**Challenge**: Leave out the pictures and copy everything else in the entries exactly.

**Data extract**:
------------------------------------
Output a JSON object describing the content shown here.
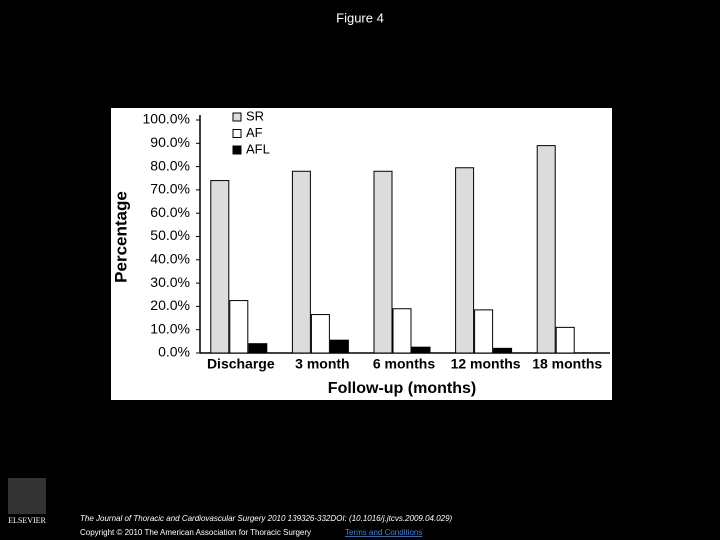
{
  "slide": {
    "title": "Figure 4",
    "citation": "The Journal of Thoracic and Cardiovascular Surgery 2010 139326-332DOI: (10.1016/j.jtcvs.2009.04.029)",
    "copyright": "Copyright © 2010 The American Association for Thoracic Surgery",
    "terms": "Terms and Conditions",
    "publisher": "ELSEVIER"
  },
  "chart_data": {
    "type": "bar",
    "x_label": "Follow-up (months)",
    "y_label": "Percentage",
    "categories": [
      "Discharge",
      "3 month",
      "6 months",
      "12 months",
      "18 months"
    ],
    "series": [
      {
        "name": "SR",
        "color": "#dcdcdc",
        "values": [
          74,
          78,
          78,
          79.5,
          89
        ]
      },
      {
        "name": "AF",
        "color": "#ffffff",
        "values": [
          22.5,
          16.5,
          19,
          18.5,
          11
        ]
      },
      {
        "name": "AFL",
        "color": "#000000",
        "values": [
          4,
          5.5,
          2.5,
          2,
          0
        ]
      }
    ],
    "ylim": [
      0,
      100
    ],
    "yticks": [
      {
        "value": 0,
        "label": "0.0%"
      },
      {
        "value": 10,
        "label": "10.0%"
      },
      {
        "value": 20,
        "label": "20.0%"
      },
      {
        "value": 30,
        "label": "30.0%"
      },
      {
        "value": 40,
        "label": "40.0%"
      },
      {
        "value": 50,
        "label": "50.0%"
      },
      {
        "value": 60,
        "label": "60.0%"
      },
      {
        "value": 70,
        "label": "70.0%"
      },
      {
        "value": 80,
        "label": "80.0%"
      },
      {
        "value": 90,
        "label": "90.0%"
      },
      {
        "value": 100,
        "label": "100.0%"
      }
    ],
    "legend": "upper-left"
  }
}
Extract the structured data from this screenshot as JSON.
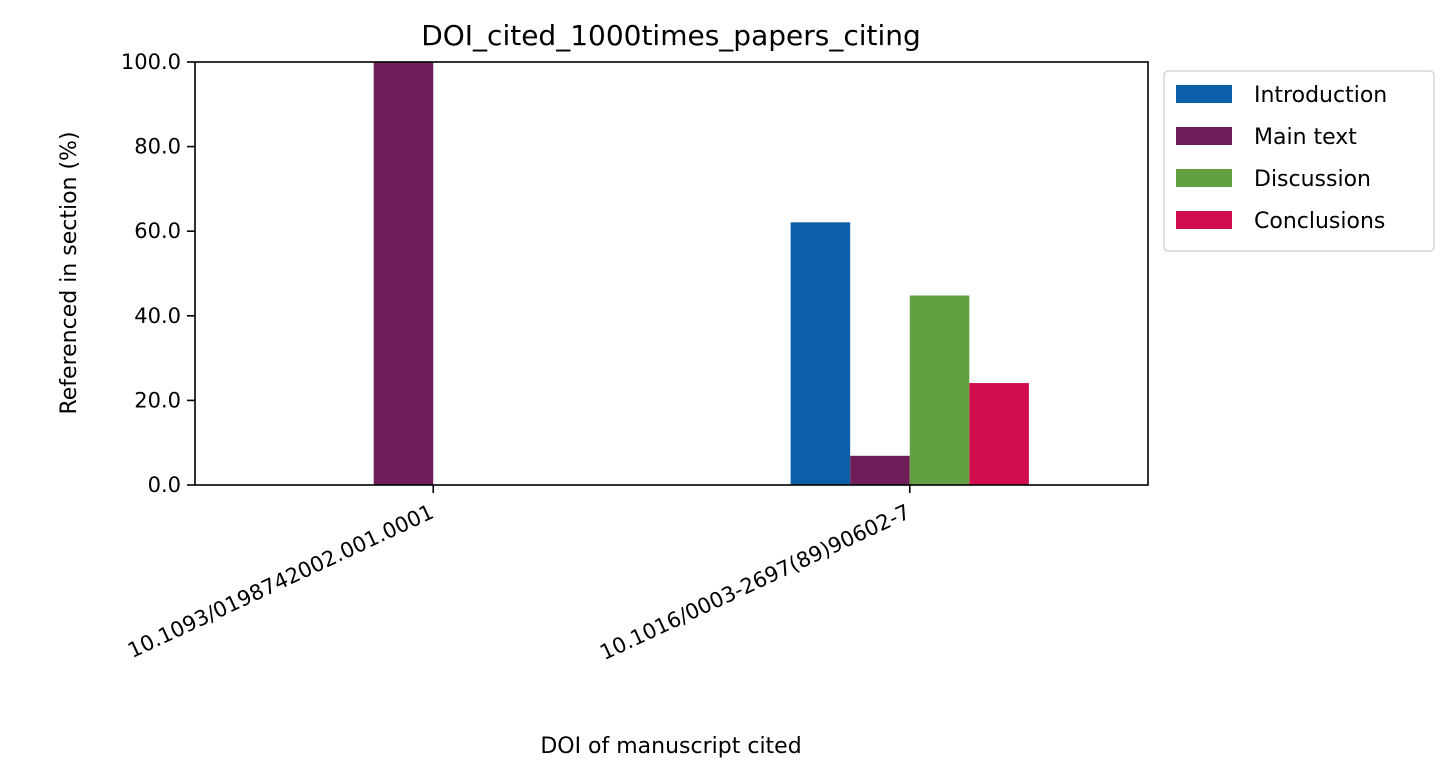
{
  "chart_data": {
    "type": "bar",
    "title": "DOI_cited_1000times_papers_citing",
    "xlabel": "DOI of manuscript cited",
    "ylabel": "Referenced in section (%)",
    "categories": [
      "10.1093/0198742002.001.0001",
      "10.1016/0003-2697(89)90602-7"
    ],
    "series": [
      {
        "name": "Introduction",
        "color": "#0a5fa8",
        "values": [
          0,
          62.1
        ]
      },
      {
        "name": "Main text",
        "color": "#6e1f5a",
        "values": [
          100,
          6.9
        ]
      },
      {
        "name": "Discussion",
        "color": "#62a042",
        "values": [
          0,
          44.8
        ]
      },
      {
        "name": "Conclusions",
        "color": "#d10d4d",
        "values": [
          0,
          24.1
        ]
      }
    ],
    "ylim": [
      0,
      100
    ],
    "yticks": [
      "0.0",
      "20.0",
      "40.0",
      "60.0",
      "80.0",
      "100.0"
    ],
    "legend_position": "outside-top-right",
    "grid": false
  }
}
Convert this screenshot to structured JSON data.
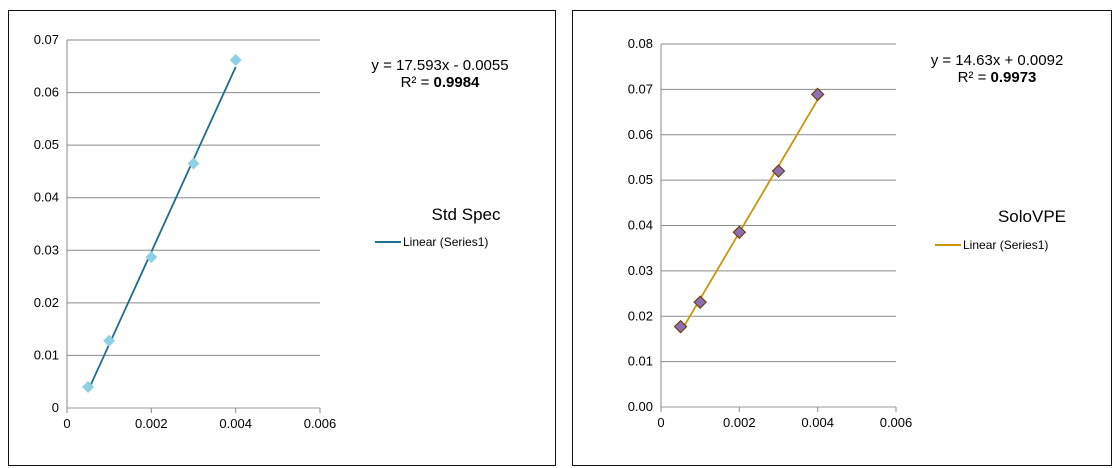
------------------------------------
**Answer in full**:
Output a JSON object describing the content shown here.
{
  "slide": {
    "title": "Figure 4",
    "citation": "The Journal of Thoracic and Cardiovascular Surgery 2010 139326-332DOI: (10.1016/j.jtcvs.2009.04.029)",
    "copyright": "Copyright © 2010 The American Association for Thoracic Surgery",
    "terms": "Terms and Conditions",
    "publisher": "ELSEVIER"
  },
  "chart_data": {
    "type": "bar",
    "x_label": "Follow-up (months)",
    "y_label": "Percentage",
    "categories": [
      "Discharge",
      "3 month",
      "6 months",
      "12 months",
      "18 months"
    ],
    "series": [
      {
        "name": "SR",
        "color": "#dcdcdc",
        "values": [
          74,
          78,
          78,
          79.5,
          89
        ]
      },
      {
        "name": "AF",
        "color": "#ffffff",
        "values": [
          22.5,
          16.5,
          19,
          18.5,
          11
        ]
      },
      {
        "name": "AFL",
        "color": "#000000",
        "values": [
          4,
          5.5,
          2.5,
          2,
          0
        ]
      }
    ],
    "ylim": [
      0,
      100
    ],
    "yticks": [
      {
        "value": 0,
        "label": "0.0%"
      },
      {
        "value": 10,
        "label": "10.0%"
      },
      {
        "value": 20,
        "label": "20.0%"
      },
      {
        "value": 30,
        "label": "30.0%"
      },
      {
        "value": 40,
        "label": "40.0%"
      },
      {
        "value": 50,
        "label": "50.0%"
      },
      {
        "value": 60,
        "label": "60.0%"
      },
      {
        "value": 70,
        "label": "70.0%"
      },
      {
        "value": 80,
        "label": "80.0%"
      },
      {
        "value": 90,
        "label": "90.0%"
      },
      {
        "value": 100,
        "label": "100.0%"
      }
    ],
    "legend": "upper-left"
  }
}
Extract the structured data from this screenshot as JSON.
{
  "chart_data": {
    "type": "bar",
    "title": "DOI_cited_1000times_papers_citing",
    "xlabel": "DOI of manuscript cited",
    "ylabel": "Referenced in section (%)",
    "categories": [
      "10.1093/0198742002.001.0001",
      "10.1016/0003-2697(89)90602-7"
    ],
    "series": [
      {
        "name": "Introduction",
        "color": "#0a5fa8",
        "values": [
          0,
          62.1
        ]
      },
      {
        "name": "Main text",
        "color": "#6e1f5a",
        "values": [
          100,
          6.9
        ]
      },
      {
        "name": "Discussion",
        "color": "#62a042",
        "values": [
          0,
          44.8
        ]
      },
      {
        "name": "Conclusions",
        "color": "#d10d4d",
        "values": [
          0,
          24.1
        ]
      }
    ],
    "ylim": [
      0,
      100
    ],
    "yticks": [
      "0.0",
      "20.0",
      "40.0",
      "60.0",
      "80.0",
      "100.0"
    ],
    "legend_position": "outside-top-right",
    "grid": false
  }
}
Convert this screenshot to structured JSON data.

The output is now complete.